EXERCISE REQUIREMENTS -> Find all lines in the records that include the word "JSON", and copy them out.

GIVEN DATA ->
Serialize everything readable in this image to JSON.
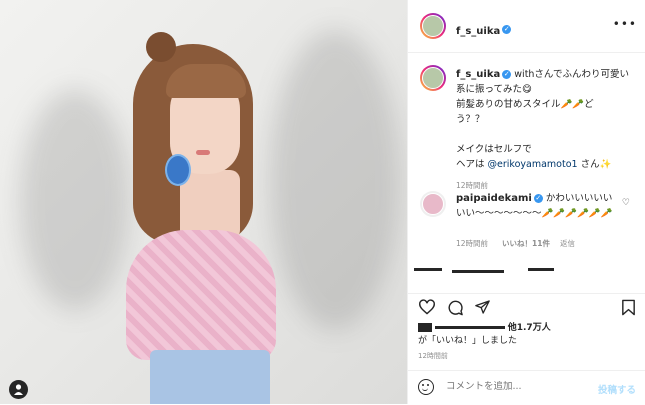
{
  "post": {
    "username": "f_s_uika",
    "more_icon": "more-icon",
    "caption_lines": [
      "withさんでふんわり可愛い",
      "系に振ってみた😋",
      "前髪ありの甘めスタイル🥕🥕ど",
      "う？？",
      "",
      "メイクはセルフで",
      "ヘアは",
      "さん✨"
    ],
    "caption_mention": "@erikoyamamoto1",
    "caption_time": "12時間前"
  },
  "comment": {
    "username": "paipaidekami",
    "text": "かわいいいいいいい〜〜〜〜〜〜〜🥕🥕🥕🥕🥕🥕",
    "time": "12時間前",
    "likes": "いいね！11件",
    "reply": "返信"
  },
  "likes": {
    "count": "他1.7万人",
    "suffix": "が「いいね！」しました"
  },
  "post_time": "12時間前",
  "comment_box": {
    "placeholder": "コメントを追加...",
    "post_label": "投稿する"
  },
  "colors": {
    "verified": "#3897f0",
    "link": "#00376b",
    "post_button": "#b2dffc"
  }
}
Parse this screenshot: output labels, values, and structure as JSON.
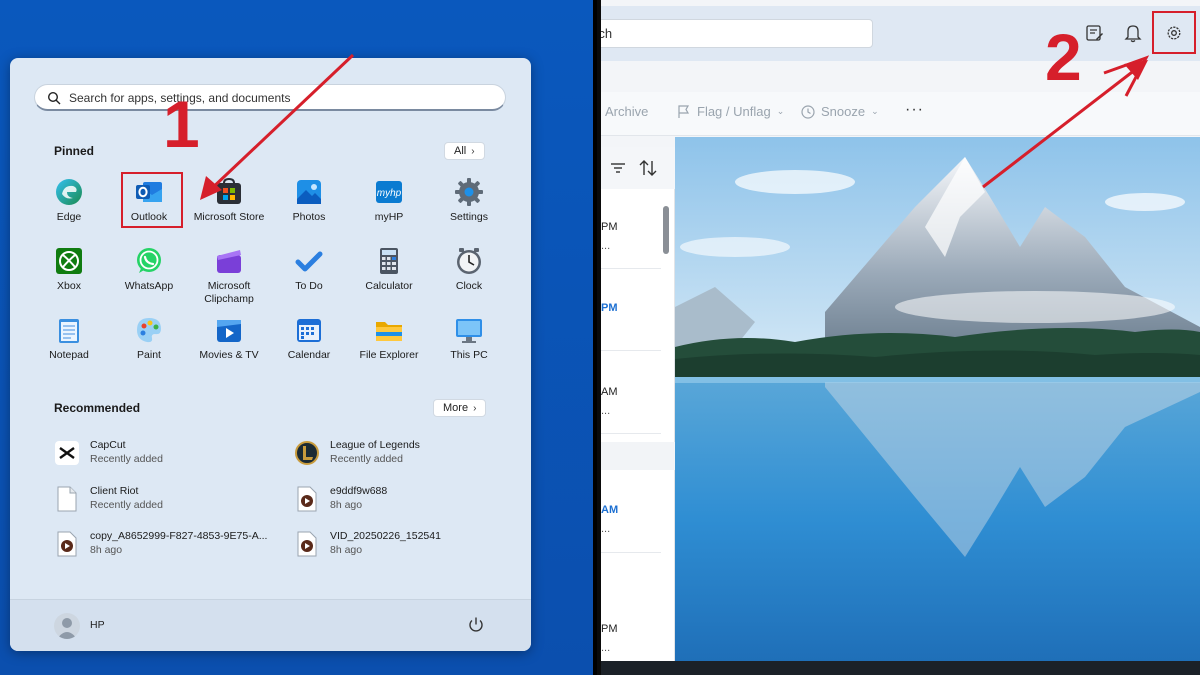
{
  "start_menu": {
    "search_placeholder": "Search for apps, settings, and documents",
    "pinned_title": "Pinned",
    "all_label": "All",
    "pinned_apps": [
      {
        "label": "Edge",
        "icon": "edge-icon"
      },
      {
        "label": "Outlook",
        "icon": "outlook-icon"
      },
      {
        "label": "Microsoft Store",
        "icon": "store-icon"
      },
      {
        "label": "Photos",
        "icon": "photos-icon"
      },
      {
        "label": "myHP",
        "icon": "myhp-icon"
      },
      {
        "label": "Settings",
        "icon": "settings-gear-icon"
      },
      {
        "label": "Xbox",
        "icon": "xbox-icon"
      },
      {
        "label": "WhatsApp",
        "icon": "whatsapp-icon"
      },
      {
        "label": "Microsoft Clipchamp",
        "icon": "clipchamp-icon"
      },
      {
        "label": "To Do",
        "icon": "todo-icon"
      },
      {
        "label": "Calculator",
        "icon": "calculator-icon"
      },
      {
        "label": "Clock",
        "icon": "clock-icon"
      },
      {
        "label": "Notepad",
        "icon": "notepad-icon"
      },
      {
        "label": "Paint",
        "icon": "paint-icon"
      },
      {
        "label": "Movies & TV",
        "icon": "movies-icon"
      },
      {
        "label": "Calendar",
        "icon": "calendar-icon"
      },
      {
        "label": "File Explorer",
        "icon": "folder-icon"
      },
      {
        "label": "This PC",
        "icon": "monitor-icon"
      }
    ],
    "recommended_title": "Recommended",
    "more_label": "More",
    "recommended": [
      {
        "name": "CapCut",
        "sub": "Recently added",
        "icon": "capcut-icon"
      },
      {
        "name": "League of Legends",
        "sub": "Recently added",
        "icon": "league-icon"
      },
      {
        "name": "Client Riot",
        "sub": "Recently added",
        "icon": "file-icon"
      },
      {
        "name": "e9ddf9w688",
        "sub": "8h ago",
        "icon": "video-file-icon"
      },
      {
        "name": "copy_A8652999-F827-4853-9E75-A...",
        "sub": "8h ago",
        "icon": "video-file-icon"
      },
      {
        "name": "VID_20250226_152541",
        "sub": "8h ago",
        "icon": "video-file-icon"
      }
    ],
    "user": "HP"
  },
  "annotations": {
    "step1": "1",
    "step2": "2",
    "color": "#d61f2b"
  },
  "outlook": {
    "search_text": "rch",
    "toolbar": {
      "archive": "Archive",
      "flag": "Flag / Unflag",
      "snooze": "Snooze",
      "more": "···"
    },
    "list_times": [
      {
        "time": "PM",
        "dots": "...",
        "blue": false
      },
      {
        "time": "PM",
        "dots": "",
        "blue": true
      },
      {
        "time": "AM",
        "dots": "...",
        "blue": false
      },
      {
        "time": "AM",
        "dots": "...",
        "blue": true
      },
      {
        "time": "PM",
        "dots": "...",
        "blue": false
      }
    ]
  }
}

FINISHED ANSWER ->
Serialize everything readable in this image to JSON.
Parse this screenshot: output labels, values, and structure as JSON.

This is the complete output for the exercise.